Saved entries
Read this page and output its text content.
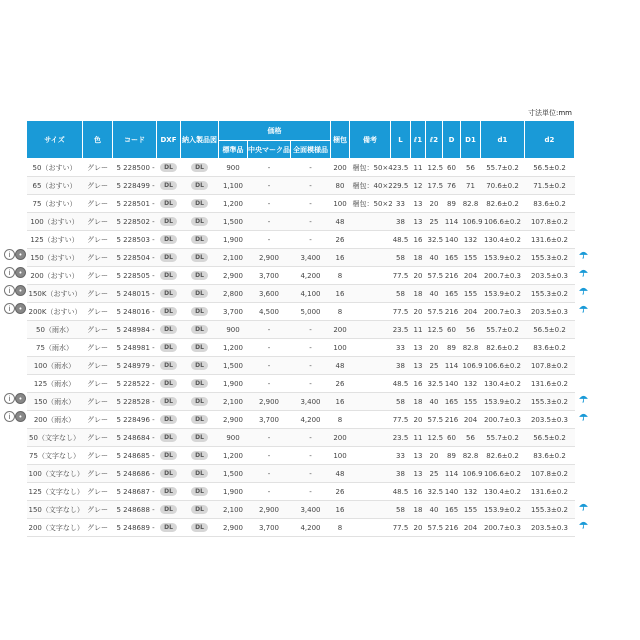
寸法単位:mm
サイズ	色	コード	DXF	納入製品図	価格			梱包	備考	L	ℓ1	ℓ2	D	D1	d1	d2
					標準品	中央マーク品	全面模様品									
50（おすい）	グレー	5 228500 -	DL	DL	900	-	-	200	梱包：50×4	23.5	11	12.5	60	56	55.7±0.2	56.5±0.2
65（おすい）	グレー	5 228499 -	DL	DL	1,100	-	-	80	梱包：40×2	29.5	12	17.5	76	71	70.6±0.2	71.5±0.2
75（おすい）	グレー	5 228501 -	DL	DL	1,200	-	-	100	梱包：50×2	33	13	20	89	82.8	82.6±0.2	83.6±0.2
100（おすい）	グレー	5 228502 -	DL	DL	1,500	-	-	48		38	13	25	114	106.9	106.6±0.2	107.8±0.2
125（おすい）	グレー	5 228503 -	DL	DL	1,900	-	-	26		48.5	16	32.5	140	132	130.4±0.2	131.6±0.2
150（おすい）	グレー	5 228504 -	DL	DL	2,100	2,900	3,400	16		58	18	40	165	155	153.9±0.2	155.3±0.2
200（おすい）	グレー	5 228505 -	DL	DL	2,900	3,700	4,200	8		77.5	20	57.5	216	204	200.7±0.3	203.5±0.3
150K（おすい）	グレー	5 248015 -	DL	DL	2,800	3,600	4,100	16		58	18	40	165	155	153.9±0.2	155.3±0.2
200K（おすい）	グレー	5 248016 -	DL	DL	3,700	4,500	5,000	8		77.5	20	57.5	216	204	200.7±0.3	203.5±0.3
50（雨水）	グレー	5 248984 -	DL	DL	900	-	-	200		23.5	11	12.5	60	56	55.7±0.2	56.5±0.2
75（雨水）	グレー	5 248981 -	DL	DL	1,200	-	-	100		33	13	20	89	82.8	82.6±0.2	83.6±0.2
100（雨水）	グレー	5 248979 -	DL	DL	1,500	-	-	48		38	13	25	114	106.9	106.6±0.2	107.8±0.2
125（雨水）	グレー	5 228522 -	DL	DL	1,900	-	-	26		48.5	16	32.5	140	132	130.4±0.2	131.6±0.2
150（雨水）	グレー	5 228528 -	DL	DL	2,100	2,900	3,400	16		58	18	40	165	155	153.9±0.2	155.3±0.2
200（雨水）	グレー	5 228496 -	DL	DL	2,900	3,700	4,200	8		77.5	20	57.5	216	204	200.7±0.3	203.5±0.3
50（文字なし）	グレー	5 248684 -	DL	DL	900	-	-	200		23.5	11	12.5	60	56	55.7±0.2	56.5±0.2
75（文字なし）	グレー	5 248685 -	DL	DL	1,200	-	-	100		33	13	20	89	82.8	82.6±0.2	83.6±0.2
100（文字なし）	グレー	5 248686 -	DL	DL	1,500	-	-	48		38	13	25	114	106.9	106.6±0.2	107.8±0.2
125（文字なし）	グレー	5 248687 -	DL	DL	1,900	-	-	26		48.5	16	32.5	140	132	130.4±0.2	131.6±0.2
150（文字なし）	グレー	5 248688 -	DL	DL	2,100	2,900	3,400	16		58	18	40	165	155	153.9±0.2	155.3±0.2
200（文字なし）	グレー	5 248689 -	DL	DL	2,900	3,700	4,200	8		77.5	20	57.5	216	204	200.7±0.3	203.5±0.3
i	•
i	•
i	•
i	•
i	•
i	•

--

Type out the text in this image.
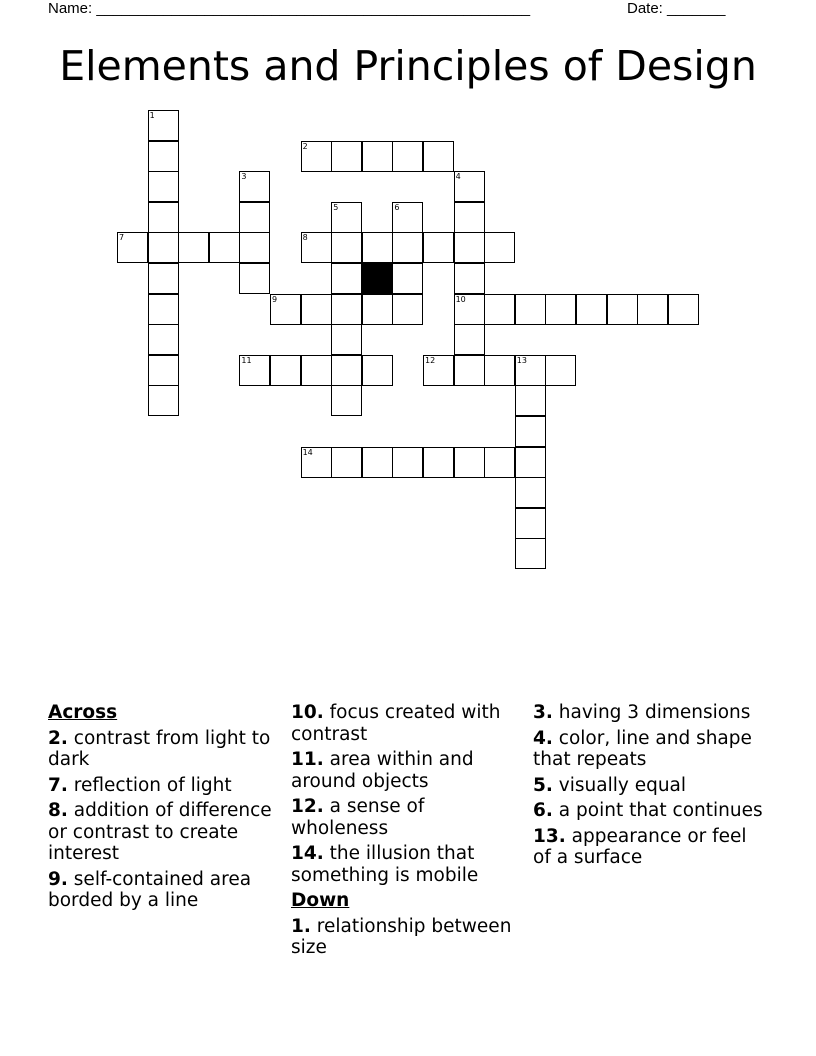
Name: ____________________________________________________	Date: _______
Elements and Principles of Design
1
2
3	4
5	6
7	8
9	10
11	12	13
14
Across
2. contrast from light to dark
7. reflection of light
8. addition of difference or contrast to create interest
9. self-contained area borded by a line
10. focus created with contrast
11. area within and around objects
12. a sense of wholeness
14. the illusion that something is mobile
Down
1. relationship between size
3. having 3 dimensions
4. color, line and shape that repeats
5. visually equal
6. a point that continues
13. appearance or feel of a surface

**EXERCISE INSTRUCTIONS**
Go through the data and gather every line that holds "文字なし".

**THE REPLY**
50（文字なし）	グレー	5 248684 -	DL	DL	900	-	-	200		23.5	11	12.5	60	56	55.7±0.2	56.5±0.2
75（文字なし）	グレー	5 248685 -	DL	DL	1,200	-	-	100		33	13	20	89	82.8	82.6±0.2	83.6±0.2
100（文字なし）	グレー	5 248686 -	DL	DL	1,500	-	-	48		38	13	25	114	106.9	106.6±0.2	107.8±0.2
125（文字なし）	グレー	5 248687 -	DL	DL	1,900	-	-	26		48.5	16	32.5	140	132	130.4±0.2	131.6±0.2
150（文字なし）	グレー	5 248688 -	DL	DL	2,100	2,900	3,400	16		58	18	40	165	155	153.9±0.2	155.3±0.2
200（文字なし）	グレー	5 248689 -	DL	DL	2,900	3,700	4,200	8		77.5	20	57.5	216	204	200.7±0.3	203.5±0.3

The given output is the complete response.